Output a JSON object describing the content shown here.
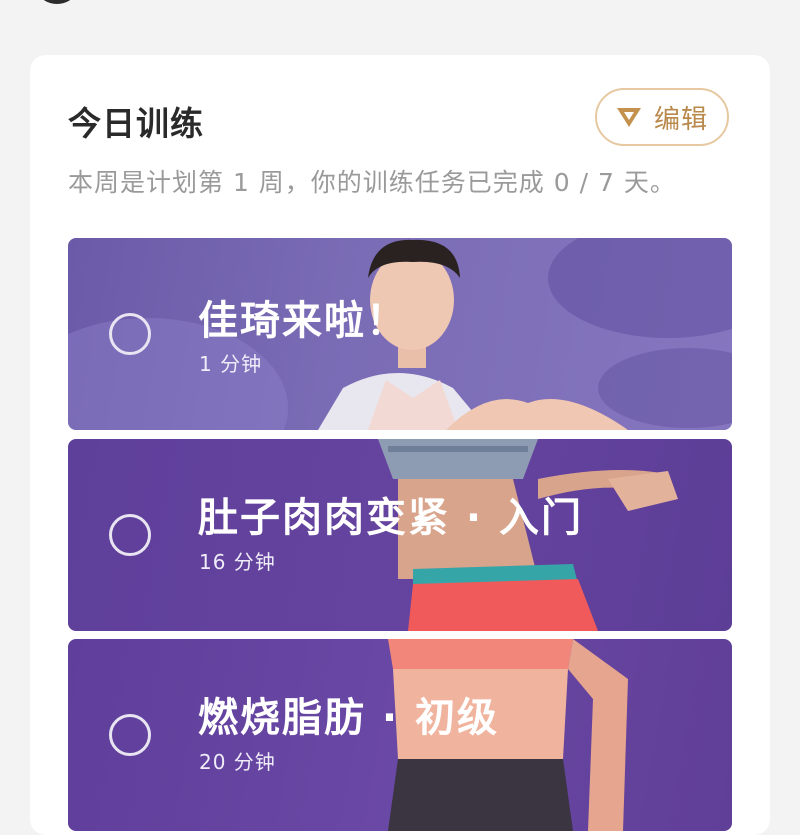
{
  "today": {
    "title": "今日训练",
    "edit_label": "编辑",
    "progress_text": "本周是计划第 1 周，你的训练任务已完成 0 / 7 天。"
  },
  "workouts": [
    {
      "name": "佳琦来啦！",
      "duration": "1 分钟",
      "completed": false
    },
    {
      "name": "肚子肉肉变紧 · 入门",
      "duration": "16 分钟",
      "completed": false
    },
    {
      "name": "燃烧脂肪 · 初级",
      "duration": "20 分钟",
      "completed": false
    }
  ],
  "colors": {
    "accent_gold": "#b9884b",
    "card_purple": "#6a48a5"
  }
}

• Exercise
Omit the pictures and reproduce the listing exactly.

• Solution
Output a JSON object describing the content shown here.
{
  "today": {
    "title": "今日训练",
    "edit_label": "编辑",
    "progress_text": "本周是计划第 1 周，你的训练任务已完成 0 / 7 天。"
  },
  "workouts": [
    {
      "name": "佳琦来啦！",
      "duration": "1 分钟",
      "completed": false
    },
    {
      "name": "肚子肉肉变紧 · 入门",
      "duration": "16 分钟",
      "completed": false
    },
    {
      "name": "燃烧脂肪 · 初级",
      "duration": "20 分钟",
      "completed": false
    }
  ],
  "colors": {
    "accent_gold": "#b9884b",
    "card_purple": "#6a48a5"
  }
}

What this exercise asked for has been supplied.